Task brief: Write the records out again, precisely as they stand.

Dataset excerpts
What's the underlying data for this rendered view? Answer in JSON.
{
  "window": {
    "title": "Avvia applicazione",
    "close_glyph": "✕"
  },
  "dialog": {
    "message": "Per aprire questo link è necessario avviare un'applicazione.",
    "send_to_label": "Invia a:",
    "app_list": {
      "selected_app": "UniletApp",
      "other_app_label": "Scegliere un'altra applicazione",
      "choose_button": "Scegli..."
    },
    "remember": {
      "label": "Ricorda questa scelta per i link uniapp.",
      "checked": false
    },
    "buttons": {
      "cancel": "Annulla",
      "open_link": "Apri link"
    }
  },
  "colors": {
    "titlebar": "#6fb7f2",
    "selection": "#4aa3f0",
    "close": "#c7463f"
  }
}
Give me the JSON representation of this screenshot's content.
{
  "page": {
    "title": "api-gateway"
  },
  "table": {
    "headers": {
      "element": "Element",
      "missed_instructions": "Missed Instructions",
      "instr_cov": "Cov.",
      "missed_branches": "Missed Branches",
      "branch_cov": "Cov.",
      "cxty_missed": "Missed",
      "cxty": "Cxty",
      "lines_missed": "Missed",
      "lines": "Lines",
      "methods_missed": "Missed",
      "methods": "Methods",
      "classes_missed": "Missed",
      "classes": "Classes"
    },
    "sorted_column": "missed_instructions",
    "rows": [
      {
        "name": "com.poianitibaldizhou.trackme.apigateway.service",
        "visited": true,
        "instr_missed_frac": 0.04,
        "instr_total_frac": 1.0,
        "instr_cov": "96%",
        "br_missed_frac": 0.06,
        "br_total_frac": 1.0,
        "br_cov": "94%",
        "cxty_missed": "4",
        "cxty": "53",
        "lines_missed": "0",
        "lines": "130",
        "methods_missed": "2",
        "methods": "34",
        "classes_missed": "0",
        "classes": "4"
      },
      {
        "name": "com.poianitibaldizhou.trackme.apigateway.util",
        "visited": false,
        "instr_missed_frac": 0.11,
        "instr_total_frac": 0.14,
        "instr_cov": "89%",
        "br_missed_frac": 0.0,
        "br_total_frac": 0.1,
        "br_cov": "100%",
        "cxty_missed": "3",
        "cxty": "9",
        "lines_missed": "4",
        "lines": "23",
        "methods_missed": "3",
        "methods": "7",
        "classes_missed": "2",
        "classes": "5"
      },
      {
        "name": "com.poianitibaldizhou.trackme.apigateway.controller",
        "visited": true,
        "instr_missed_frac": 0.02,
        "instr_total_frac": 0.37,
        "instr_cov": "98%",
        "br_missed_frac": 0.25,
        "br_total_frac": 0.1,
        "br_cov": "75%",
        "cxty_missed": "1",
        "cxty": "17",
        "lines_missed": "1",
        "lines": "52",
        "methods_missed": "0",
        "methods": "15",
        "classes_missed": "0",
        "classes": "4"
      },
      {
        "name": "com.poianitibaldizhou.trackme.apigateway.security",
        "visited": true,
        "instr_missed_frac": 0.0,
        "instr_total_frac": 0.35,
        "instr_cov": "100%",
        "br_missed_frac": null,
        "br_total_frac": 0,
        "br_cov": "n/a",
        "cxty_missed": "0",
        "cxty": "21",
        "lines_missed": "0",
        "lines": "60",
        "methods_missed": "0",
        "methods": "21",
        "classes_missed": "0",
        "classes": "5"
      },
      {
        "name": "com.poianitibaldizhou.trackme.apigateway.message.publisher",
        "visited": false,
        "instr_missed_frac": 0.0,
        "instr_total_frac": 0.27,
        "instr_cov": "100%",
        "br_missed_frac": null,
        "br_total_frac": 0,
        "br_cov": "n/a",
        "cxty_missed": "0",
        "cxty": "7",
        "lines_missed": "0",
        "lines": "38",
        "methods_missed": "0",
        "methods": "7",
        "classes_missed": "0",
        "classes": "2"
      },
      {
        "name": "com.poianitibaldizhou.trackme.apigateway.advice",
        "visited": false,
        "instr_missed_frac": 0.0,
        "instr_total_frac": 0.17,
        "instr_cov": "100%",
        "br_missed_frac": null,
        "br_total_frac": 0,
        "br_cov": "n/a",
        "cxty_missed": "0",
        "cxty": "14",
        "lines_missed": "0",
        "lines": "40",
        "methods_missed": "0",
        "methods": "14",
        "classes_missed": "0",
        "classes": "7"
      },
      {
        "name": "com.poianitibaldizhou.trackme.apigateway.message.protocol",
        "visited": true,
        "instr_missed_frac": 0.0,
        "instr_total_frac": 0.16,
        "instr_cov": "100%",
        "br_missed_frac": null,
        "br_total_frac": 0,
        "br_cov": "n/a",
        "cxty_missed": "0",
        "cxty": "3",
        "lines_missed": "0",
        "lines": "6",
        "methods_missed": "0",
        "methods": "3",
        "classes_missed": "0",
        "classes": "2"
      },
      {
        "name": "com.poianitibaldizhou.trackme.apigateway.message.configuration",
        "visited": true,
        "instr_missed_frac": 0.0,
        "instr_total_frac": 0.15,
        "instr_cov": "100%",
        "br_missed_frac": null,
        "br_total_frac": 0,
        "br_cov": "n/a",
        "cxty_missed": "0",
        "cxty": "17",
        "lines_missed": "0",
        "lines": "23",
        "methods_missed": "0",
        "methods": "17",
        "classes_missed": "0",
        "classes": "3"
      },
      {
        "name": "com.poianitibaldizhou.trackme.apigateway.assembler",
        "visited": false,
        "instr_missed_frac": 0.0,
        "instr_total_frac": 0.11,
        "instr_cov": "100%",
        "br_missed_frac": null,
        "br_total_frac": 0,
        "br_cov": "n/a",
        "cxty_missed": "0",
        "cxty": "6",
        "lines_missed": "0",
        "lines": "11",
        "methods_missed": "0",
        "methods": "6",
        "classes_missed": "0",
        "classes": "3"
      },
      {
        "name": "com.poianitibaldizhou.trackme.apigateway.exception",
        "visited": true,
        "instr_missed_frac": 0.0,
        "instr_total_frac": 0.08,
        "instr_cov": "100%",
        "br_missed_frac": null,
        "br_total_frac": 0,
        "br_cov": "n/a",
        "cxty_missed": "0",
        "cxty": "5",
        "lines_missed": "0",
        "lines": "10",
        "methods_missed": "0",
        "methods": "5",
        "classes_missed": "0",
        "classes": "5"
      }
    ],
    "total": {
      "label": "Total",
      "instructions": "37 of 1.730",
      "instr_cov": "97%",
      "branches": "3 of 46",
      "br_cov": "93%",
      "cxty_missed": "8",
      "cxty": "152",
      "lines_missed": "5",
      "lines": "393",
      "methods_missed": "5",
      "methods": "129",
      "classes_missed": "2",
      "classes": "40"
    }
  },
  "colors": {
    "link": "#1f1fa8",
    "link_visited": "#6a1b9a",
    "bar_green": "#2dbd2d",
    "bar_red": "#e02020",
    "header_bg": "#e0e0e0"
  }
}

The completed task:
What's the underlying data for this rendered view? Answer in JSON.
{
  "window": {
    "title": "Avvia applicazione",
    "close_glyph": "✕"
  },
  "dialog": {
    "message": "Per aprire questo link è necessario avviare un'applicazione.",
    "send_to_label": "Invia a:",
    "app_list": {
      "selected_app": "UniletApp",
      "other_app_label": "Scegliere un'altra applicazione",
      "choose_button": "Scegli..."
    },
    "remember": {
      "label": "Ricorda questa scelta per i link uniapp.",
      "checked": false
    },
    "buttons": {
      "cancel": "Annulla",
      "open_link": "Apri link"
    }
  },
  "colors": {
    "titlebar": "#6fb7f2",
    "selection": "#4aa3f0",
    "close": "#c7463f"
  }
}
Give me the JSON representation of this screenshot's content.
{
  "page": {
    "title": "api-gateway"
  },
  "table": {
    "headers": {
      "element": "Element",
      "missed_instructions": "Missed Instructions",
      "instr_cov": "Cov.",
      "missed_branches": "Missed Branches",
      "branch_cov": "Cov.",
      "cxty_missed": "Missed",
      "cxty": "Cxty",
      "lines_missed": "Missed",
      "lines": "Lines",
      "methods_missed": "Missed",
      "methods": "Methods",
      "classes_missed": "Missed",
      "classes": "Classes"
    },
    "sorted_column": "missed_instructions",
    "rows": [
      {
        "name": "com.poianitibaldizhou.trackme.apigateway.service",
        "visited": true,
        "instr_missed_frac": 0.04,
        "instr_total_frac": 1.0,
        "instr_cov": "96%",
        "br_missed_frac": 0.06,
        "br_total_frac": 1.0,
        "br_cov": "94%",
        "cxty_missed": "4",
        "cxty": "53",
        "lines_missed": "0",
        "lines": "130",
        "methods_missed": "2",
        "methods": "34",
        "classes_missed": "0",
        "classes": "4"
      },
      {
        "name": "com.poianitibaldizhou.trackme.apigateway.util",
        "visited": false,
        "instr_missed_frac": 0.11,
        "instr_total_frac": 0.14,
        "instr_cov": "89%",
        "br_missed_frac": 0.0,
        "br_total_frac": 0.1,
        "br_cov": "100%",
        "cxty_missed": "3",
        "cxty": "9",
        "lines_missed": "4",
        "lines": "23",
        "methods_missed": "3",
        "methods": "7",
        "classes_missed": "2",
        "classes": "5"
      },
      {
        "name": "com.poianitibaldizhou.trackme.apigateway.controller",
        "visited": true,
        "instr_missed_frac": 0.02,
        "instr_total_frac": 0.37,
        "instr_cov": "98%",
        "br_missed_frac": 0.25,
        "br_total_frac": 0.1,
        "br_cov": "75%",
        "cxty_missed": "1",
        "cxty": "17",
        "lines_missed": "1",
        "lines": "52",
        "methods_missed": "0",
        "methods": "15",
        "classes_missed": "0",
        "classes": "4"
      },
      {
        "name": "com.poianitibaldizhou.trackme.apigateway.security",
        "visited": true,
        "instr_missed_frac": 0.0,
        "instr_total_frac": 0.35,
        "instr_cov": "100%",
        "br_missed_frac": null,
        "br_total_frac": 0,
        "br_cov": "n/a",
        "cxty_missed": "0",
        "cxty": "21",
        "lines_missed": "0",
        "lines": "60",
        "methods_missed": "0",
        "methods": "21",
        "classes_missed": "0",
        "classes": "5"
      },
      {
        "name": "com.poianitibaldizhou.trackme.apigateway.message.publisher",
        "visited": false,
        "instr_missed_frac": 0.0,
        "instr_total_frac": 0.27,
        "instr_cov": "100%",
        "br_missed_frac": null,
        "br_total_frac": 0,
        "br_cov": "n/a",
        "cxty_missed": "0",
        "cxty": "7",
        "lines_missed": "0",
        "lines": "38",
        "methods_missed": "0",
        "methods": "7",
        "classes_missed": "0",
        "classes": "2"
      },
      {
        "name": "com.poianitibaldizhou.trackme.apigateway.advice",
        "visited": false,
        "instr_missed_frac": 0.0,
        "instr_total_frac": 0.17,
        "instr_cov": "100%",
        "br_missed_frac": null,
        "br_total_frac": 0,
        "br_cov": "n/a",
        "cxty_missed": "0",
        "cxty": "14",
        "lines_missed": "0",
        "lines": "40",
        "methods_missed": "0",
        "methods": "14",
        "classes_missed": "0",
        "classes": "7"
      },
      {
        "name": "com.poianitibaldizhou.trackme.apigateway.message.protocol",
        "visited": true,
        "instr_missed_frac": 0.0,
        "instr_total_frac": 0.16,
        "instr_cov": "100%",
        "br_missed_frac": null,
        "br_total_frac": 0,
        "br_cov": "n/a",
        "cxty_missed": "0",
        "cxty": "3",
        "lines_missed": "0",
        "lines": "6",
        "methods_missed": "0",
        "methods": "3",
        "classes_missed": "0",
        "classes": "2"
      },
      {
        "name": "com.poianitibaldizhou.trackme.apigateway.message.configuration",
        "visited": true,
        "instr_missed_frac": 0.0,
        "instr_total_frac": 0.15,
        "instr_cov": "100%",
        "br_missed_frac": null,
        "br_total_frac": 0,
        "br_cov": "n/a",
        "cxty_missed": "0",
        "cxty": "17",
        "lines_missed": "0",
        "lines": "23",
        "methods_missed": "0",
        "methods": "17",
        "classes_missed": "0",
        "classes": "3"
      },
      {
        "name": "com.poianitibaldizhou.trackme.apigateway.assembler",
        "visited": false,
        "instr_missed_frac": 0.0,
        "instr_total_frac": 0.11,
        "instr_cov": "100%",
        "br_missed_frac": null,
        "br_total_frac": 0,
        "br_cov": "n/a",
        "cxty_missed": "0",
        "cxty": "6",
        "lines_missed": "0",
        "lines": "11",
        "methods_missed": "0",
        "methods": "6",
        "classes_missed": "0",
        "classes": "3"
      },
      {
        "name": "com.poianitibaldizhou.trackme.apigateway.exception",
        "visited": true,
        "instr_missed_frac": 0.0,
        "instr_total_frac": 0.08,
        "instr_cov": "100%",
        "br_missed_frac": null,
        "br_total_frac": 0,
        "br_cov": "n/a",
        "cxty_missed": "0",
        "cxty": "5",
        "lines_missed": "0",
        "lines": "10",
        "methods_missed": "0",
        "methods": "5",
        "classes_missed": "0",
        "classes": "5"
      }
    ],
    "total": {
      "label": "Total",
      "instructions": "37 of 1.730",
      "instr_cov": "97%",
      "branches": "3 of 46",
      "br_cov": "93%",
      "cxty_missed": "8",
      "cxty": "152",
      "lines_missed": "5",
      "lines": "393",
      "methods_missed": "5",
      "methods": "129",
      "classes_missed": "2",
      "classes": "40"
    }
  },
  "colors": {
    "link": "#1f1fa8",
    "link_visited": "#6a1b9a",
    "bar_green": "#2dbd2d",
    "bar_red": "#e02020",
    "header_bg": "#e0e0e0"
  }
}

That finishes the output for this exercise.